# Required work
Look for the string "Вологодской" in the lines and copy each line that has it.

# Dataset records
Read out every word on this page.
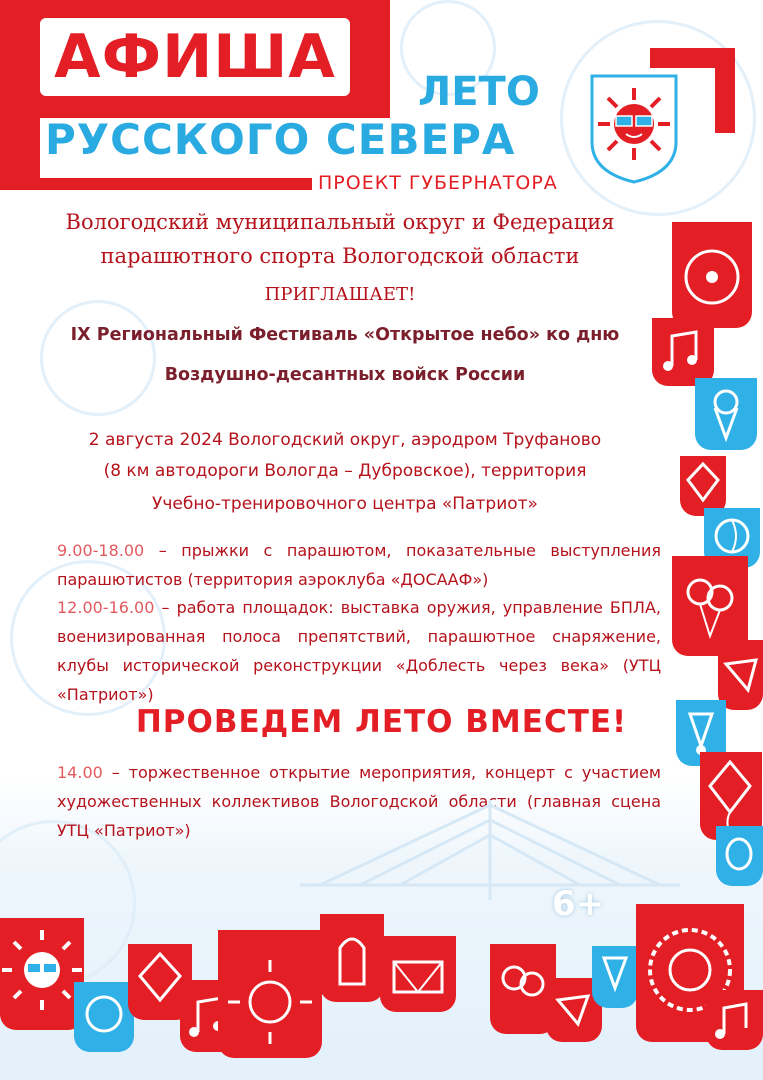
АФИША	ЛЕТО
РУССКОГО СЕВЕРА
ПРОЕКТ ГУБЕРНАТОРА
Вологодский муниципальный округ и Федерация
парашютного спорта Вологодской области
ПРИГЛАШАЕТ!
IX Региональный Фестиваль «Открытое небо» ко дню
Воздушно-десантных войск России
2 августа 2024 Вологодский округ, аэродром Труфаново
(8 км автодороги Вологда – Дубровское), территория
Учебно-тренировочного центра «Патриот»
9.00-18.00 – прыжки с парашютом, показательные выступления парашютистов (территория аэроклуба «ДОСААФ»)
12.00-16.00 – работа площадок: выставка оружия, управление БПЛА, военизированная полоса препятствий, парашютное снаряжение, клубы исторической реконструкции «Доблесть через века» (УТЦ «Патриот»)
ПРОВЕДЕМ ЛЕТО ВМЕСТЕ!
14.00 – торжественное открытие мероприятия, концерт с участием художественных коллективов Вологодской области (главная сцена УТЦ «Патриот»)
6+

---

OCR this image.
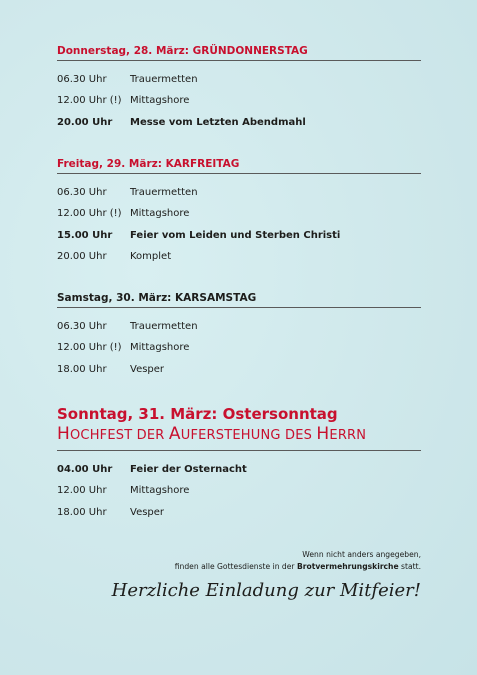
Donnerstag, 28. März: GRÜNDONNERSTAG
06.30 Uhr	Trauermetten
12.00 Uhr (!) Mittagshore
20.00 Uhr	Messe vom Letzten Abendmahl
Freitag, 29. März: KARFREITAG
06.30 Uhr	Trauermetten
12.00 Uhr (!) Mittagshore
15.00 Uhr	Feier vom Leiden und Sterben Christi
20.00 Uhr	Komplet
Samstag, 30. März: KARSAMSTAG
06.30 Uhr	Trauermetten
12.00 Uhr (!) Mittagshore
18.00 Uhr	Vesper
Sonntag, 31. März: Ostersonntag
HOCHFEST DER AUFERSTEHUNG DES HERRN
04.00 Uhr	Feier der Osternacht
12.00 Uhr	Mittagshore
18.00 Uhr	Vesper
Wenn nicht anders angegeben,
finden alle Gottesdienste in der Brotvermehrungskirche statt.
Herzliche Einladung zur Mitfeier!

# Solution to the exercise
парашютного спорта Вологодской области
14.00 – торжественное открытие мероприятия, концерт с участием художественных коллективов Вологодской области (главная сцена УТЦ «Патриот»)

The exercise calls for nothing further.